--- BEGIN ---

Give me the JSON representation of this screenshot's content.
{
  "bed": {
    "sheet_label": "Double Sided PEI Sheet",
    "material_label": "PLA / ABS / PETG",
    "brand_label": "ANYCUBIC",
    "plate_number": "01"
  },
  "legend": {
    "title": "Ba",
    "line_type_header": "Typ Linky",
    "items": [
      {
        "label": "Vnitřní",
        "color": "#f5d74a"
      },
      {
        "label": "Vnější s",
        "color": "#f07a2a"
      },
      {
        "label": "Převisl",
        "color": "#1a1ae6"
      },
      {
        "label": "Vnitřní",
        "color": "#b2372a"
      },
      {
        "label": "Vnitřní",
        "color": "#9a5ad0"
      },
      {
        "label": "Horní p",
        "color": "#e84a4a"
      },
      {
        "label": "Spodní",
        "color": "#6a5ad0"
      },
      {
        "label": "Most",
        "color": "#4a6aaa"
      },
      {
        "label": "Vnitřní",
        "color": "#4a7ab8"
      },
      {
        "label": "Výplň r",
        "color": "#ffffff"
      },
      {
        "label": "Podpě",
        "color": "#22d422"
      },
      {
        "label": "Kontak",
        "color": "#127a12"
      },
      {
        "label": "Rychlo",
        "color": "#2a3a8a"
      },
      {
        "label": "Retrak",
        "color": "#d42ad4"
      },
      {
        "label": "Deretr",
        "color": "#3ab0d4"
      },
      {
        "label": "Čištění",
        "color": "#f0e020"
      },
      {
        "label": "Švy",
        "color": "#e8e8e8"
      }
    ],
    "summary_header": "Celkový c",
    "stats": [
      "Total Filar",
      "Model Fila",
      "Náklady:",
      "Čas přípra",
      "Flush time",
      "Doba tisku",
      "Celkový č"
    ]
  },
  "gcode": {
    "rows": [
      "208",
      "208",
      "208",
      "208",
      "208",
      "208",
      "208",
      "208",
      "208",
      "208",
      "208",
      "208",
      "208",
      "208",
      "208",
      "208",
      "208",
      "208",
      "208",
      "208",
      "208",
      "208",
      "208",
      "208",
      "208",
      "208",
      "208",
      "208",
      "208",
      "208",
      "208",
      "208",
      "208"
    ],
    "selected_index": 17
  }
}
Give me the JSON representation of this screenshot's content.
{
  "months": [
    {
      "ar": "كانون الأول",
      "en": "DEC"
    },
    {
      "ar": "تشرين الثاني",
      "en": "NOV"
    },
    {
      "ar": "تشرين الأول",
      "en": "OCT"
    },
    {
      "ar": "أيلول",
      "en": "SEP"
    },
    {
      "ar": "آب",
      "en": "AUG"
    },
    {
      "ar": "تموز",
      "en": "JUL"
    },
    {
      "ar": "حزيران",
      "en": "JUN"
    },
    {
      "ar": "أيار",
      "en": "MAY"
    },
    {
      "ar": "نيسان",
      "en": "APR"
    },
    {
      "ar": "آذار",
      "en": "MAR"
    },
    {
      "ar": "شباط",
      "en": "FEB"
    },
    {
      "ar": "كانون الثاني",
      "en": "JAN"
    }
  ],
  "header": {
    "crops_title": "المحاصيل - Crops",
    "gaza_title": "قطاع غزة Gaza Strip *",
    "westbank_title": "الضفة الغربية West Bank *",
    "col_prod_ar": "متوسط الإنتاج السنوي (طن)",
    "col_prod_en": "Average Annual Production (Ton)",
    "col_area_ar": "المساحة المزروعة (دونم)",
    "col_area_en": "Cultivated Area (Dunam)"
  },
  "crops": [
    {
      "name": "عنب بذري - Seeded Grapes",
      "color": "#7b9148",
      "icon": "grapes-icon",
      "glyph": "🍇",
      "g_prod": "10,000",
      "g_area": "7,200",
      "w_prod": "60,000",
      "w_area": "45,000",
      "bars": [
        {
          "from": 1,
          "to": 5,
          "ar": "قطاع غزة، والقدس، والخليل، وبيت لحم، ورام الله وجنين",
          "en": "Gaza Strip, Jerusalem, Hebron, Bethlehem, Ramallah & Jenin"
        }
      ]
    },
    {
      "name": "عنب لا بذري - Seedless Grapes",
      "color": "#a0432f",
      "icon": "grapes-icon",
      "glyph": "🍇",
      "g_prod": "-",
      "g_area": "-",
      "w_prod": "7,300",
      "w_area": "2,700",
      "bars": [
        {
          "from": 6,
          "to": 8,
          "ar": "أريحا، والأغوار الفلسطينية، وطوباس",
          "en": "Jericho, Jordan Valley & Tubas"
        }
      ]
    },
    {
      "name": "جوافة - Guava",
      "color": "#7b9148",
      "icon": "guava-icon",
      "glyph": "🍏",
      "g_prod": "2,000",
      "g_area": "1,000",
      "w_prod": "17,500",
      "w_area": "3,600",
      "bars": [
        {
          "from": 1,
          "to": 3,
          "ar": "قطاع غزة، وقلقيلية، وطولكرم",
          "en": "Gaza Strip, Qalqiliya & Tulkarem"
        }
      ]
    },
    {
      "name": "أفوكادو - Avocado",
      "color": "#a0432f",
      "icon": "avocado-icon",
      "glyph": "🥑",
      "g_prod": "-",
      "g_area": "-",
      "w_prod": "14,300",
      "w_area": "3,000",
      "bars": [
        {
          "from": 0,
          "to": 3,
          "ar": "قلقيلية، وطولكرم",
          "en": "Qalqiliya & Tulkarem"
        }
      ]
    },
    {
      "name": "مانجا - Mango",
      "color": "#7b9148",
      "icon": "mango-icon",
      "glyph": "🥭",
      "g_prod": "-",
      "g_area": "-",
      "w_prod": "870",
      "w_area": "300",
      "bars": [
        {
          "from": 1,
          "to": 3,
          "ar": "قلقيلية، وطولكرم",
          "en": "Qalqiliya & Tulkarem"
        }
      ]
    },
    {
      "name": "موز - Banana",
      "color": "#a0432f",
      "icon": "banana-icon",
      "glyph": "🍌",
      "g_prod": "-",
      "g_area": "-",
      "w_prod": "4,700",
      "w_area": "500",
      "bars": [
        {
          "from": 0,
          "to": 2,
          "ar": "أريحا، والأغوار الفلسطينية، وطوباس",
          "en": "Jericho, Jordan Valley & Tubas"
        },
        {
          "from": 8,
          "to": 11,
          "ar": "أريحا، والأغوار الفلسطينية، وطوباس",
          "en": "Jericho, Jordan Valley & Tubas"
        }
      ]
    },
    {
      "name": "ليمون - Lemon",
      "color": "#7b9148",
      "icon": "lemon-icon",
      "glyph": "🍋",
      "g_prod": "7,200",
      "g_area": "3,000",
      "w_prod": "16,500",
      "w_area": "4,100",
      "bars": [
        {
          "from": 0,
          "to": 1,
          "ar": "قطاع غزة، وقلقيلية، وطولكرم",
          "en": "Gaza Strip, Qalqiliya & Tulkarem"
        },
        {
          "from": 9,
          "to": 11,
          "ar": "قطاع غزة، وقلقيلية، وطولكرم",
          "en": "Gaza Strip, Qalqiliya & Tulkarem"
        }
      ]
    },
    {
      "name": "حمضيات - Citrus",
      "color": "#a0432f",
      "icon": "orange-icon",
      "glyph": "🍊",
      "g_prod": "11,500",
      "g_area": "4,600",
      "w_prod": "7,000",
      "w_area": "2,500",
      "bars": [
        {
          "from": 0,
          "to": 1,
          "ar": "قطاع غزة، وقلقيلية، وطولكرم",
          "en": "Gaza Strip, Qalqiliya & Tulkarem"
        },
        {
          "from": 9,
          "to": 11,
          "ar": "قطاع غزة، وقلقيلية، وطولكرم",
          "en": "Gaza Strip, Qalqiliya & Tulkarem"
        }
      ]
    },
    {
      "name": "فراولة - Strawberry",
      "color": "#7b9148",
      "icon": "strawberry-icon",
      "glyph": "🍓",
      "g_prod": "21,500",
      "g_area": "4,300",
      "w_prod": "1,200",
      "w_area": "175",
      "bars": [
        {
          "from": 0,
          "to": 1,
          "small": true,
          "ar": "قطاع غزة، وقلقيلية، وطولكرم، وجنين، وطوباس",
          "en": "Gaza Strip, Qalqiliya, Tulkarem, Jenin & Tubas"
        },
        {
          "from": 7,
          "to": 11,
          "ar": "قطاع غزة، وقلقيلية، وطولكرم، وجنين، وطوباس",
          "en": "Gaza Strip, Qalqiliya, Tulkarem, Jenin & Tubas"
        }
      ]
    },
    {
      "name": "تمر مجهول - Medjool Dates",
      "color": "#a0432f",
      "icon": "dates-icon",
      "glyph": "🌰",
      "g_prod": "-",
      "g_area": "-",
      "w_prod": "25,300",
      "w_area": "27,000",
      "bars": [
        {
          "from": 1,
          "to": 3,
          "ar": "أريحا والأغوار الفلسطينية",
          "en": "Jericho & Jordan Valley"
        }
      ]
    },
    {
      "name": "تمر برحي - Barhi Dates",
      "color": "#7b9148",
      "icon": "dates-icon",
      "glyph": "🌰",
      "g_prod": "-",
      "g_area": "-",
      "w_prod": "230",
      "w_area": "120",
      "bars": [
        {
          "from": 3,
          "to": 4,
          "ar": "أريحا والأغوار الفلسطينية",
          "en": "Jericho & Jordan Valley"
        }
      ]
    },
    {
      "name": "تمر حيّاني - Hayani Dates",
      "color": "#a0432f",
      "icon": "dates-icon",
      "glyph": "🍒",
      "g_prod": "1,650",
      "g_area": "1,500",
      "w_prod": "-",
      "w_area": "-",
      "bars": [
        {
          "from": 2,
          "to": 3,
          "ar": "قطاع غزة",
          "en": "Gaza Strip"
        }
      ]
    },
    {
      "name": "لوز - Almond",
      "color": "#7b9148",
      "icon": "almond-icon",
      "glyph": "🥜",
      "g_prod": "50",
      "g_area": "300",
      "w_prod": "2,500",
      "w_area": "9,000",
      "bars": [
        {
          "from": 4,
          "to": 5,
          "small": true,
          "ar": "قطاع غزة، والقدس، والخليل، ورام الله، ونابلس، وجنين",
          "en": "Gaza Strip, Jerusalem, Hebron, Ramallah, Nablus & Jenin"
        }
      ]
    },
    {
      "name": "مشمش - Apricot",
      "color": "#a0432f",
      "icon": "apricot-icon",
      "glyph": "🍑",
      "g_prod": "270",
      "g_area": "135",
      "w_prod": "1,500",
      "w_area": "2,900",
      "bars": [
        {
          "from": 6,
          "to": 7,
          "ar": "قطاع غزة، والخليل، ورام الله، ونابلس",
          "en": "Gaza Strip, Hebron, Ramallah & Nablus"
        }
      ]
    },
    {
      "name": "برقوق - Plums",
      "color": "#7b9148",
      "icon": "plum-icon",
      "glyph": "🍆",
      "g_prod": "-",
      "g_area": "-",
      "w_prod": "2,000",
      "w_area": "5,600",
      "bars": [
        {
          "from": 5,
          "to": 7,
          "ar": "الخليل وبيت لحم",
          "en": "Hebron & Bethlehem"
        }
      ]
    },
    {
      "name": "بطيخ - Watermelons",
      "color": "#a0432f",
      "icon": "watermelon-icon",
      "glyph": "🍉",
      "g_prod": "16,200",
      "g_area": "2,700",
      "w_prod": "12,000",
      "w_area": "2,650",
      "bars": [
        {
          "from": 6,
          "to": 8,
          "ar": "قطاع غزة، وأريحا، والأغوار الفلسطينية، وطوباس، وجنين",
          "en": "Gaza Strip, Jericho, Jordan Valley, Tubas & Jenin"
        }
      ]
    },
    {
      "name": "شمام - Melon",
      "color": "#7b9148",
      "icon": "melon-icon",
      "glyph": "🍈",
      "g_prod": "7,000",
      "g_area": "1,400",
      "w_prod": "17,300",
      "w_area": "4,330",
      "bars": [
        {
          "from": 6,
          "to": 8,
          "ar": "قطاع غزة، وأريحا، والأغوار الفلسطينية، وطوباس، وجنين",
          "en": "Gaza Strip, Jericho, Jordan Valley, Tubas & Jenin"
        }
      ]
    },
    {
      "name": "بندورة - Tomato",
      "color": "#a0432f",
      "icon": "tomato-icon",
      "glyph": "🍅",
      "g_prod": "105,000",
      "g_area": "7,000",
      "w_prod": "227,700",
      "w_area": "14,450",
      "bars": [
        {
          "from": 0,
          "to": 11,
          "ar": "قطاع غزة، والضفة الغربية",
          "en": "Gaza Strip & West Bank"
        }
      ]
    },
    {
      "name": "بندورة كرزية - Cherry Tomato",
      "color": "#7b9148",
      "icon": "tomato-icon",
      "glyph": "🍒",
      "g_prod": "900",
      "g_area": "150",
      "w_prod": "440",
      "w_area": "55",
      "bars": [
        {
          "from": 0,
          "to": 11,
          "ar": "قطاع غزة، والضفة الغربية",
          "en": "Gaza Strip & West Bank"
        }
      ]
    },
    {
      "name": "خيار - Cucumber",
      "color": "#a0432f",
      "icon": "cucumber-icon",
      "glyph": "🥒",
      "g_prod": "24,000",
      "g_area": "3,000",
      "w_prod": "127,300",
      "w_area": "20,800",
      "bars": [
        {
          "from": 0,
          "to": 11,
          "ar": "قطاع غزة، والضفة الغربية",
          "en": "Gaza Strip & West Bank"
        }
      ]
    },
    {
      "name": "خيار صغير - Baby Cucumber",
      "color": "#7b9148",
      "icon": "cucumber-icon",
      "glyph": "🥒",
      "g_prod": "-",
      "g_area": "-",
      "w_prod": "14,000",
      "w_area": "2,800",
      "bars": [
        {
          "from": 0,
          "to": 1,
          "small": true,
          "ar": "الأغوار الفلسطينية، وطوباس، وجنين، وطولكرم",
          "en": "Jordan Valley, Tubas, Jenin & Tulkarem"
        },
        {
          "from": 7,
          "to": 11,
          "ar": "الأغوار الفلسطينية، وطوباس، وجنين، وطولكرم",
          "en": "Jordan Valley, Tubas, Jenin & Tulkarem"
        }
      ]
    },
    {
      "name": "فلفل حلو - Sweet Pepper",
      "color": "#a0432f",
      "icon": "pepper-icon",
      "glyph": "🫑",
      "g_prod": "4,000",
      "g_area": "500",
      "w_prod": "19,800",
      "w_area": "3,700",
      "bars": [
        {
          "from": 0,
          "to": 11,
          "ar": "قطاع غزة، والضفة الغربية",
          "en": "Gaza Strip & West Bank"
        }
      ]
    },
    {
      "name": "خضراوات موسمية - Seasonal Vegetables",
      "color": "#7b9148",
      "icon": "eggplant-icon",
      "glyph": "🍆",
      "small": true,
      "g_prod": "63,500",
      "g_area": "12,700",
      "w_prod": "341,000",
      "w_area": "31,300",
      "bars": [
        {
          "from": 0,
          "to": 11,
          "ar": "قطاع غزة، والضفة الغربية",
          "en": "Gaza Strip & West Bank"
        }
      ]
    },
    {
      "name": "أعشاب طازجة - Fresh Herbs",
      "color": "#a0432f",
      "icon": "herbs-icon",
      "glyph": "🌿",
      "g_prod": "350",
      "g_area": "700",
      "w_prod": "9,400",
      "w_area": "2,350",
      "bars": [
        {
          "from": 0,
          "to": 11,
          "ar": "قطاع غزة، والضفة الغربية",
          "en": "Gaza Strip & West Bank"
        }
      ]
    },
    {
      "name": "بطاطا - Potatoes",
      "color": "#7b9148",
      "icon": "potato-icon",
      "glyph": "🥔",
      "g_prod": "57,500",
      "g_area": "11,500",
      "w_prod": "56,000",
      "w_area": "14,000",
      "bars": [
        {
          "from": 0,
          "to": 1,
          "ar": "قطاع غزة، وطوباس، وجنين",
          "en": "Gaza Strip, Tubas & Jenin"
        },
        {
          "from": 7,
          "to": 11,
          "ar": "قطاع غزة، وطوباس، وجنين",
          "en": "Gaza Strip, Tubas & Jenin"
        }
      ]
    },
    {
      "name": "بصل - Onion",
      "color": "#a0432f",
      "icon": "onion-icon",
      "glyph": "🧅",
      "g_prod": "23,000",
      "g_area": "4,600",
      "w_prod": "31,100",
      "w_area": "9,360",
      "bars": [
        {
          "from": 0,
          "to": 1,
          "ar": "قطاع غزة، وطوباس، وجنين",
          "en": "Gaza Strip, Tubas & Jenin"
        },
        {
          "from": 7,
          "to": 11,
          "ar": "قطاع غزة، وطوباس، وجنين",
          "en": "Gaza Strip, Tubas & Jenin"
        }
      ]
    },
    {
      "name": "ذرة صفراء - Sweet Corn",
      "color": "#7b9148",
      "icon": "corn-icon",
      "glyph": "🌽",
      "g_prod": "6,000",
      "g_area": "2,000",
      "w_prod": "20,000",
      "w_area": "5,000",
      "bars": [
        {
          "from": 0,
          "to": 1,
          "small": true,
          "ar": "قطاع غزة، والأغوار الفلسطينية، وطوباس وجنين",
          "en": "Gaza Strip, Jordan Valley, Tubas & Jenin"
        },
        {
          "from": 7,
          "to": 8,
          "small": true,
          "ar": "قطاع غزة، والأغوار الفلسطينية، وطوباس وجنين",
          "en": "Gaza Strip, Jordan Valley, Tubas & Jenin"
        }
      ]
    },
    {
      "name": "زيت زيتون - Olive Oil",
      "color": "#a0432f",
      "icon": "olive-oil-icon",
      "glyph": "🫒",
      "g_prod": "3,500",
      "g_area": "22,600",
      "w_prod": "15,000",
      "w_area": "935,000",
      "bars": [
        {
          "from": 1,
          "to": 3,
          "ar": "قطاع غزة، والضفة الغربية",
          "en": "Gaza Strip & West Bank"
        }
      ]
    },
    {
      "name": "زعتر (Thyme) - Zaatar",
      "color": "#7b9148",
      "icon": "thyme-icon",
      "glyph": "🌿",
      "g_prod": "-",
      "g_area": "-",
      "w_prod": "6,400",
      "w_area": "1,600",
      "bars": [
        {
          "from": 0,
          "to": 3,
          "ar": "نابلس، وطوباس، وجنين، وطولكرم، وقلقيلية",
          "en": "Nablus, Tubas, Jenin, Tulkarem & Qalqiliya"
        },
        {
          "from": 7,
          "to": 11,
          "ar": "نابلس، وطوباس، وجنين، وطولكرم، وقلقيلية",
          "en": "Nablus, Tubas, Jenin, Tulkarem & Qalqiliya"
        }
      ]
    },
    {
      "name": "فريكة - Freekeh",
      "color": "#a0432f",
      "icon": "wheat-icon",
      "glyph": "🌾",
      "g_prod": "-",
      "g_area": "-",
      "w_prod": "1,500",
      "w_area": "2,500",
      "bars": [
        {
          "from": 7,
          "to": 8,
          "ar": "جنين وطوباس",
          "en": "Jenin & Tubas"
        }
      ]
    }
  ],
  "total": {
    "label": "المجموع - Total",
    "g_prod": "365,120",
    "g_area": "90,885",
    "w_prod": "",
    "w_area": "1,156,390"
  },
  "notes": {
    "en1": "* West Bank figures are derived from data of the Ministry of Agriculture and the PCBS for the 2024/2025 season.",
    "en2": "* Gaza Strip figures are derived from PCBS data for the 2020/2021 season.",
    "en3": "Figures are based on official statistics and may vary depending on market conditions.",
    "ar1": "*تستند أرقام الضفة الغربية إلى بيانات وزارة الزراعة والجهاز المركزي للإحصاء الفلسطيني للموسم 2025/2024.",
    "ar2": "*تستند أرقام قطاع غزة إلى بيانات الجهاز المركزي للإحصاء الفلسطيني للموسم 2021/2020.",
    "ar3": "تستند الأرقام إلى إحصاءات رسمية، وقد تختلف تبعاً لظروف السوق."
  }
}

--- END ---

* WHAT IS EXPECTED *
From the records above, pull out each line that has "للإحصاء".

* TASK OUTPUT *
    "ar1": "*تستند أرقام الضفة الغربية إلى بيانات وزارة الزراعة والجهاز المركزي للإحصاء الفلسطيني للموسم 2025/2024.",
    "ar2": "*تستند أرقام قطاع غزة إلى بيانات الجهاز المركزي للإحصاء الفلسطيني للموسم 2021/2020.",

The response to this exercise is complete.